• What you have to do
Transcribe the records below exactly, leaving out any pictures.

• Given information
"""

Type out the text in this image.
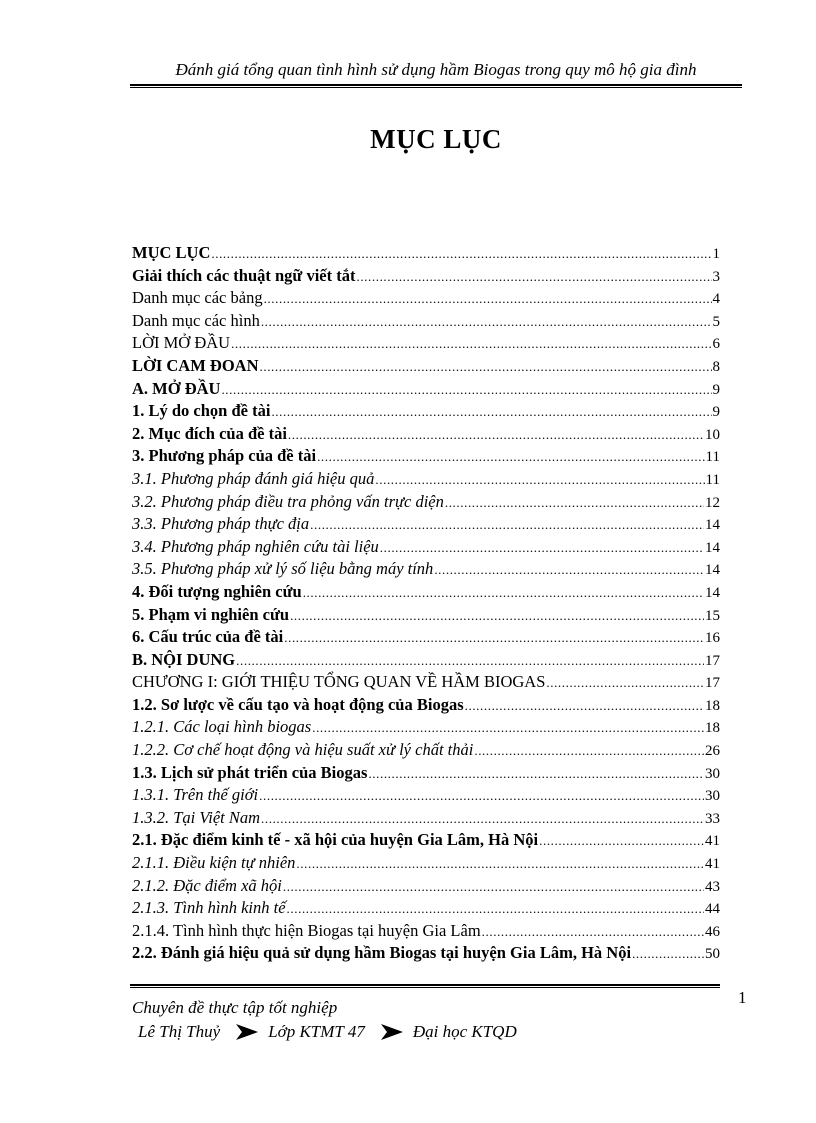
Đánh giá tổng quan tình hình sử dụng hầm Biogas trong quy mô hộ gia đình
MỤC LỤC
MỤC LỤC .....	1
Giải thích các thuật ngữ viết tắt .....	3
Danh mục các bảng .....	4
Danh mục các hình .....	5
LỜI MỞ ĐẦU .....	6
LỜI CAM ĐOAN .....	8
A. MỞ ĐẦU .....	9
1. Lý do chọn đề tài .....	9
2. Mục đích của đề tài .....	10
3. Phương pháp của đề tài .....	11
3.1. Phương pháp đánh giá hiệu quả .....	11
3.2. Phương pháp điều tra phỏng vấn trực diện .....	12
3.3. Phương pháp thực địa .....	14
3.4. Phương pháp nghiên cứu tài liệu .....	14
3.5. Phương pháp xử lý số liệu bằng máy tính .....	14
4. Đối tượng nghiên cứu .....	14
5. Phạm vi nghiên cứu .....	15
6. Cấu trúc của đề tài .....	16
B. NỘI DUNG .....	17
CHƯƠNG I: GIỚI THIỆU TỔNG QUAN VỀ HẦM BIOGAS .....	17
1.2. Sơ lược về cấu tạo và hoạt động của Biogas .....	18
1.2.1. Các loại hình biogas .....	18
1.2.2. Cơ chế hoạt động và hiệu suất xử lý chất thải .....	26
1.3. Lịch sử phát triển của Biogas .....	30
1.3.1. Trên thế giới .....	30
1.3.2. Tại Việt Nam .....	33
2.1. Đặc điểm kinh tế - xã hội của huyện Gia Lâm, Hà Nội .....	41
2.1.1. Điều kiện tự nhiên .....	41
2.1.2. Đặc điểm xã hội .....	43
2.1.3. Tình hình kinh tế .....	44
2.1.4. Tình hình thực hiện Biogas tại huyện Gia Lâm .....	46
2.2. Đánh giá hiệu quả sử dụng hầm Biogas tại huyện Gia Lâm, Hà Nội .....	50
1
Chuyên đề thực tập tốt nghiệp
Lê Thị Thuỷ	Lớp KTMT 47	Đại học KTQD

"""

• Finished task
Type out the text in this image.
Đánh giá tổng quan tình hình sử dụng hầm Biogas trong quy mô hộ gia đình
MỤC LỤC
MỤC LỤC .....	1
Giải thích các thuật ngữ viết tắt .....	3
Danh mục các bảng .....	4
Danh mục các hình .....	5
LỜI MỞ ĐẦU .....	6
LỜI CAM ĐOAN .....	8
A. MỞ ĐẦU .....	9
1. Lý do chọn đề tài .....	9
2. Mục đích của đề tài .....	10
3. Phương pháp của đề tài .....	11
3.1. Phương pháp đánh giá hiệu quả .....	11
3.2. Phương pháp điều tra phỏng vấn trực diện .....	12
3.3. Phương pháp thực địa .....	14
3.4. Phương pháp nghiên cứu tài liệu .....	14
3.5. Phương pháp xử lý số liệu bằng máy tính .....	14
4. Đối tượng nghiên cứu .....	14
5. Phạm vi nghiên cứu .....	15
6. Cấu trúc của đề tài .....	16
B. NỘI DUNG .....	17
CHƯƠNG I: GIỚI THIỆU TỔNG QUAN VỀ HẦM BIOGAS .....	17
1.2. Sơ lược về cấu tạo và hoạt động của Biogas .....	18
1.2.1. Các loại hình biogas .....	18
1.2.2. Cơ chế hoạt động và hiệu suất xử lý chất thải .....	26
1.3. Lịch sử phát triển của Biogas .....	30
1.3.1. Trên thế giới .....	30
1.3.2. Tại Việt Nam .....	33
2.1. Đặc điểm kinh tế - xã hội của huyện Gia Lâm, Hà Nội .....	41
2.1.1. Điều kiện tự nhiên .....	41
2.1.2. Đặc điểm xã hội .....	43
2.1.3. Tình hình kinh tế .....	44
2.1.4. Tình hình thực hiện Biogas tại huyện Gia Lâm .....	46
2.2. Đánh giá hiệu quả sử dụng hầm Biogas tại huyện Gia Lâm, Hà Nội .....	50
1
Chuyên đề thực tập tốt nghiệp
Lê Thị Thuỷ	Lớp KTMT 47	Đại học KTQD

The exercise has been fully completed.